**Recorded data**
┌────────

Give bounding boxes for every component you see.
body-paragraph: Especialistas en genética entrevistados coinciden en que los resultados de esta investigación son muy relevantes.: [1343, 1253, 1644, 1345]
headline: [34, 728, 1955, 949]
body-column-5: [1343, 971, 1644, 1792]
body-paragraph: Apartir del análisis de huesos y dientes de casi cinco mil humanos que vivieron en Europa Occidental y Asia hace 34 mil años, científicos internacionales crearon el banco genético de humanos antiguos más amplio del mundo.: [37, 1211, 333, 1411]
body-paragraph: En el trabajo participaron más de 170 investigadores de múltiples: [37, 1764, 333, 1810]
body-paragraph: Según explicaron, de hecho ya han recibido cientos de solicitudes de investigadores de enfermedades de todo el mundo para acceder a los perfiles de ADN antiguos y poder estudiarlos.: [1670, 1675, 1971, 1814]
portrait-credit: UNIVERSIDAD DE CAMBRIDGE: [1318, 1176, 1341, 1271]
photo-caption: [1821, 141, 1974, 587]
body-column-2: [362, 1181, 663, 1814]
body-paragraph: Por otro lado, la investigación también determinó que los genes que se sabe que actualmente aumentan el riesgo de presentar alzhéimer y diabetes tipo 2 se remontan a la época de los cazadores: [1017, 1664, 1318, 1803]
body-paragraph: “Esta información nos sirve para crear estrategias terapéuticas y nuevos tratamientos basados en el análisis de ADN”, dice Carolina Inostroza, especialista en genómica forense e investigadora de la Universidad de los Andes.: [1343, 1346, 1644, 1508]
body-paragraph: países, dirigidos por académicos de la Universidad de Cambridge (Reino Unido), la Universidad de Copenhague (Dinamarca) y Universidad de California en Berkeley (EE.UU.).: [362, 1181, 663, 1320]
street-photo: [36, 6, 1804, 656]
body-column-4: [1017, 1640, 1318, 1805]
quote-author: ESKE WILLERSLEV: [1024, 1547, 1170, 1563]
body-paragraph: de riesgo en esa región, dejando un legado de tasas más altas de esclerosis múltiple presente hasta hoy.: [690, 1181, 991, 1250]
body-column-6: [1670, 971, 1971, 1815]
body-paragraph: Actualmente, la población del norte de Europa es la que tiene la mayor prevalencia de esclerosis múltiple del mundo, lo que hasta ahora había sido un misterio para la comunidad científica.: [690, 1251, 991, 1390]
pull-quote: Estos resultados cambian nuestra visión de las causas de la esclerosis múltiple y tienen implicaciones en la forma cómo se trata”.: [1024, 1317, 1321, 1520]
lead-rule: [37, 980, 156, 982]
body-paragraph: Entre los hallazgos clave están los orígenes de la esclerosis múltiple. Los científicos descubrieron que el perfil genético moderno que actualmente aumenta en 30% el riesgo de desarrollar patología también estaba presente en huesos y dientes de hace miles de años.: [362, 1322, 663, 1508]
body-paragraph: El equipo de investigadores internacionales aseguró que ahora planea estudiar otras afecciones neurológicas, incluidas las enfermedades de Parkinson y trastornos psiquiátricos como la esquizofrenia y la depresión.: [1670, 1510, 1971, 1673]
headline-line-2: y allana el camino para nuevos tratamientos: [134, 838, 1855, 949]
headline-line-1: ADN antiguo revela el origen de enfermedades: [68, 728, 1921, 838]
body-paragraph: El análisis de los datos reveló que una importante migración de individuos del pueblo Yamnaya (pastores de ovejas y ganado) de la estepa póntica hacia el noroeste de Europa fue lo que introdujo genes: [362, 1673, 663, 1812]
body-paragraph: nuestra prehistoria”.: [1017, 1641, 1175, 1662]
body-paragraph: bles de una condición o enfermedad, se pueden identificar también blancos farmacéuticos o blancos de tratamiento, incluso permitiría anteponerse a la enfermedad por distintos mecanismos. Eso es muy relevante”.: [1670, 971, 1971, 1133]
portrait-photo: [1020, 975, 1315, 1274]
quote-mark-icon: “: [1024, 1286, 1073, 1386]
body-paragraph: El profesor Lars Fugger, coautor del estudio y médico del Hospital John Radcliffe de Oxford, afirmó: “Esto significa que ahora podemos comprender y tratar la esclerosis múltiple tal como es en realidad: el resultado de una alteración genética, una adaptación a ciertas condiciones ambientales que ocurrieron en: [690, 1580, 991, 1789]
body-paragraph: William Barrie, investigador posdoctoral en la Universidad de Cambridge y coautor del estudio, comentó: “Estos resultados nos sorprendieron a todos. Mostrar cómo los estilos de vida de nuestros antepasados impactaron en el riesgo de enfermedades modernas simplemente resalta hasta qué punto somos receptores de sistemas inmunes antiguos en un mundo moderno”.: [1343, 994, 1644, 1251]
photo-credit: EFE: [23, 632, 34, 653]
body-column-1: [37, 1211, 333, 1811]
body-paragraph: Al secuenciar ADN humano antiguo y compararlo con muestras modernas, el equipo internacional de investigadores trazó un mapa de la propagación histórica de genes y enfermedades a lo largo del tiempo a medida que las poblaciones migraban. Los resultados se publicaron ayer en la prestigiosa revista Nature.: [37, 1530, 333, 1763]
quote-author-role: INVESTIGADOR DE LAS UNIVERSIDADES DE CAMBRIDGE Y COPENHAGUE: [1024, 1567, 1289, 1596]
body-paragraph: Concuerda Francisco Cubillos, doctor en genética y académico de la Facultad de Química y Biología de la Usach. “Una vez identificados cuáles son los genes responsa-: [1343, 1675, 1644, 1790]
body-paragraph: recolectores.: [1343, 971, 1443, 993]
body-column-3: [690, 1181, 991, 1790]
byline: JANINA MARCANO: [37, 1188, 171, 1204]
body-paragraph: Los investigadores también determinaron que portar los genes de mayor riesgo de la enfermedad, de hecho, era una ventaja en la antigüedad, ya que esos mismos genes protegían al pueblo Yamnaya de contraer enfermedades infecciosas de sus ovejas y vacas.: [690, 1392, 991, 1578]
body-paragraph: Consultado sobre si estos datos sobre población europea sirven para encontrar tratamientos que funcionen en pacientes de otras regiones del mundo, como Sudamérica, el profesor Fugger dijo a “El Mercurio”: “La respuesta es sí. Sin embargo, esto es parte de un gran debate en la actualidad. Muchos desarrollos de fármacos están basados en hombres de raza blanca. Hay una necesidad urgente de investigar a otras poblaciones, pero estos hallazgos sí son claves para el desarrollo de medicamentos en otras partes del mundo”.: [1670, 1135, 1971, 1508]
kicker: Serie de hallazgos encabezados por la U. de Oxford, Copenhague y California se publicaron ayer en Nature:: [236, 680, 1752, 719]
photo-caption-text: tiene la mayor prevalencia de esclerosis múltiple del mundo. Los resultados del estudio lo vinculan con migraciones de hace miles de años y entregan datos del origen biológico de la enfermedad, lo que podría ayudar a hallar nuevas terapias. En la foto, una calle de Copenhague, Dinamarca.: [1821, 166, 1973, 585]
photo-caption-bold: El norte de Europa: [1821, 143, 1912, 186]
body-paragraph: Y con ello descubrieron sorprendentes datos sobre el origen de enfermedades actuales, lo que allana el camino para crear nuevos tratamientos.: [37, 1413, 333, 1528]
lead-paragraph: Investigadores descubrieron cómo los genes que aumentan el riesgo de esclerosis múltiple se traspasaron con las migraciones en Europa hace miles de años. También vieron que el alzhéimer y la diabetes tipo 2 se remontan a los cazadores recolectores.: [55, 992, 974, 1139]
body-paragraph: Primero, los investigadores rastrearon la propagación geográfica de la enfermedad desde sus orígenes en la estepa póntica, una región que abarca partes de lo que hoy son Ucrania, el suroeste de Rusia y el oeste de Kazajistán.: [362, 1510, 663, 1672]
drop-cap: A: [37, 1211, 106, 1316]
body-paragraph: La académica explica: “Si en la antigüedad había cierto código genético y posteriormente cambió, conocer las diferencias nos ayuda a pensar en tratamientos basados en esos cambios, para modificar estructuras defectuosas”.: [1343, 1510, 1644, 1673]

└────────

**Work instruction**
For each line above that holds the string "remontan", provide a copy of that line.

**Solution for this exercise**
body-paragraph: Por otro lado, la investigación también determinó que los genes que se sabe que actualmente aumentan el riesgo de presentar alzhéimer y diabetes tipo 2 se remontan a la época de los cazadores: [1017, 1664, 1318, 1803]
lead-paragraph: Investigadores descubrieron cómo los genes que aumentan el riesgo de esclerosis múltiple se traspasaron con las migraciones en Europa hace miles de años. También vieron que el alzhéimer y la diabetes tipo 2 se remontan a los cazadores recolectores.: [55, 992, 974, 1139]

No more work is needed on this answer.